> [What to work on]
Present the data once more in exactly its original form.

> [Data lines]
━━━━━━━━━━━━━━━━━━━━━━━━━━━━━━
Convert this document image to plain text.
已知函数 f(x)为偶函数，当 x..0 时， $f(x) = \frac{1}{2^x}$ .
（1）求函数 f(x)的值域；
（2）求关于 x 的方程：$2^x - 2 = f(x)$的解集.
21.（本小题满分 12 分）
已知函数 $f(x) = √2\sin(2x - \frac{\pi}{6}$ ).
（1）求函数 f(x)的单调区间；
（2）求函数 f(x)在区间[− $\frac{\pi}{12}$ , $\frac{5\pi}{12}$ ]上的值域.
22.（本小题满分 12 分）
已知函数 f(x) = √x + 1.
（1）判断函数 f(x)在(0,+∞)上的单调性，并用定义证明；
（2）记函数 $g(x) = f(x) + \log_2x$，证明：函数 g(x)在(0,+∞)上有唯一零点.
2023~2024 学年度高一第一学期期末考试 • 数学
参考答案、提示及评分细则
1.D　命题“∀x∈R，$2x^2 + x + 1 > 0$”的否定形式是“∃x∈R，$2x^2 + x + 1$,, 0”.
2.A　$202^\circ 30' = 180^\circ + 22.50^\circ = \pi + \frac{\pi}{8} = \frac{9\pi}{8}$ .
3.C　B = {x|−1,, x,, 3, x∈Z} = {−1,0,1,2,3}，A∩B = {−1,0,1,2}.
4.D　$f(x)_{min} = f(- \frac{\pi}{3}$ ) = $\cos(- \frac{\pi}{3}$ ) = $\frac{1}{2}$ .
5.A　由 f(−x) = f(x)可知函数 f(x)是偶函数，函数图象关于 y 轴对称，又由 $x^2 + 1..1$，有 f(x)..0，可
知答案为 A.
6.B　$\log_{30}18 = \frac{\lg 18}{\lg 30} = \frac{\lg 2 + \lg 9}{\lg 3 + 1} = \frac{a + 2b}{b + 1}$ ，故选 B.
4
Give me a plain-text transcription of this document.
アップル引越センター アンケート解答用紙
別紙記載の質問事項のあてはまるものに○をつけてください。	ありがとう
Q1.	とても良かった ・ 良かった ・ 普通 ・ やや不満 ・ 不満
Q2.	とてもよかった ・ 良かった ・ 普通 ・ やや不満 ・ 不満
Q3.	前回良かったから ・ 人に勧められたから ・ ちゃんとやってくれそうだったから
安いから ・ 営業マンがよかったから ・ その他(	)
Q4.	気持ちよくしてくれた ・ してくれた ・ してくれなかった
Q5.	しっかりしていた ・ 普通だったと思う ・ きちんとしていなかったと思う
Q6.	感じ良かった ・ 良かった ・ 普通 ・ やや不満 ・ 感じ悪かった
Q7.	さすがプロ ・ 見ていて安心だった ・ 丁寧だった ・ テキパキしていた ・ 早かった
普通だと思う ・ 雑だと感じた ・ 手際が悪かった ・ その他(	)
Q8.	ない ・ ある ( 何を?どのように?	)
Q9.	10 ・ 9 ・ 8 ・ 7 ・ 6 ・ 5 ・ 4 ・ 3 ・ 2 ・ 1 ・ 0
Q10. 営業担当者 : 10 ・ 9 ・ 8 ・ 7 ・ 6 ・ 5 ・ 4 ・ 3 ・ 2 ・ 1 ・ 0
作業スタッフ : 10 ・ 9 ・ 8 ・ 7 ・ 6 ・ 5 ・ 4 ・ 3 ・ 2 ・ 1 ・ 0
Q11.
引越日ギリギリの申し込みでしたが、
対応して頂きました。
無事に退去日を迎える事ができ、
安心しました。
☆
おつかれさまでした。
━━━━━━━━━━━━━━━━━━━━━━━━━━━━━━
> [Complete response]
Convert this document image to plain text.
已知函数 f(x)为偶函数，当 x..0 时， $f(x) = \frac{1}{2^x}$ .
（1）求函数 f(x)的值域；
（2）求关于 x 的方程：$2^x - 2 = f(x)$的解集.
21.（本小题满分 12 分）
已知函数 $f(x) = √2\sin(2x - \frac{\pi}{6}$ ).
（1）求函数 f(x)的单调区间；
（2）求函数 f(x)在区间[− $\frac{\pi}{12}$ , $\frac{5\pi}{12}$ ]上的值域.
22.（本小题满分 12 分）
已知函数 f(x) = √x + 1.
（1）判断函数 f(x)在(0,+∞)上的单调性，并用定义证明；
（2）记函数 $g(x) = f(x) + \log_2x$，证明：函数 g(x)在(0,+∞)上有唯一零点.
2023~2024 学年度高一第一学期期末考试 • 数学
参考答案、提示及评分细则
1.D　命题“∀x∈R，$2x^2 + x + 1 > 0$”的否定形式是“∃x∈R，$2x^2 + x + 1$,, 0”.
2.A　$202^\circ 30' = 180^\circ + 22.50^\circ = \pi + \frac{\pi}{8} = \frac{9\pi}{8}$ .
3.C　B = {x|−1,, x,, 3, x∈Z} = {−1,0,1,2,3}，A∩B = {−1,0,1,2}.
4.D　$f(x)_{min} = f(- \frac{\pi}{3}$ ) = $\cos(- \frac{\pi}{3}$ ) = $\frac{1}{2}$ .
5.A　由 f(−x) = f(x)可知函数 f(x)是偶函数，函数图象关于 y 轴对称，又由 $x^2 + 1..1$，有 f(x)..0，可
知答案为 A.
6.B　$\log_{30}18 = \frac{\lg 18}{\lg 30} = \frac{\lg 2 + \lg 9}{\lg 3 + 1} = \frac{a + 2b}{b + 1}$ ，故选 B.
4
Give me a plain-text transcription of this document.
アップル引越センター アンケート解答用紙
別紙記載の質問事項のあてはまるものに○をつけてください。	ありがとう
Q1.	とても良かった ・ 良かった ・ 普通 ・ やや不満 ・ 不満
Q2.	とてもよかった ・ 良かった ・ 普通 ・ やや不満 ・ 不満
Q3.	前回良かったから ・ 人に勧められたから ・ ちゃんとやってくれそうだったから
安いから ・ 営業マンがよかったから ・ その他(	)
Q4.	気持ちよくしてくれた ・ してくれた ・ してくれなかった
Q5.	しっかりしていた ・ 普通だったと思う ・ きちんとしていなかったと思う
Q6.	感じ良かった ・ 良かった ・ 普通 ・ やや不満 ・ 感じ悪かった
Q7.	さすがプロ ・ 見ていて安心だった ・ 丁寧だった ・ テキパキしていた ・ 早かった
普通だと思う ・ 雑だと感じた ・ 手際が悪かった ・ その他(	)
Q8.	ない ・ ある ( 何を?どのように?	)
Q9.	10 ・ 9 ・ 8 ・ 7 ・ 6 ・ 5 ・ 4 ・ 3 ・ 2 ・ 1 ・ 0
Q10. 営業担当者 : 10 ・ 9 ・ 8 ・ 7 ・ 6 ・ 5 ・ 4 ・ 3 ・ 2 ・ 1 ・ 0
作業スタッフ : 10 ・ 9 ・ 8 ・ 7 ・ 6 ・ 5 ・ 4 ・ 3 ・ 2 ・ 1 ・ 0
Q11.
引越日ギリギリの申し込みでしたが、
対応して頂きました。
無事に退去日を迎える事ができ、
安心しました。
☆
おつかれさまでした。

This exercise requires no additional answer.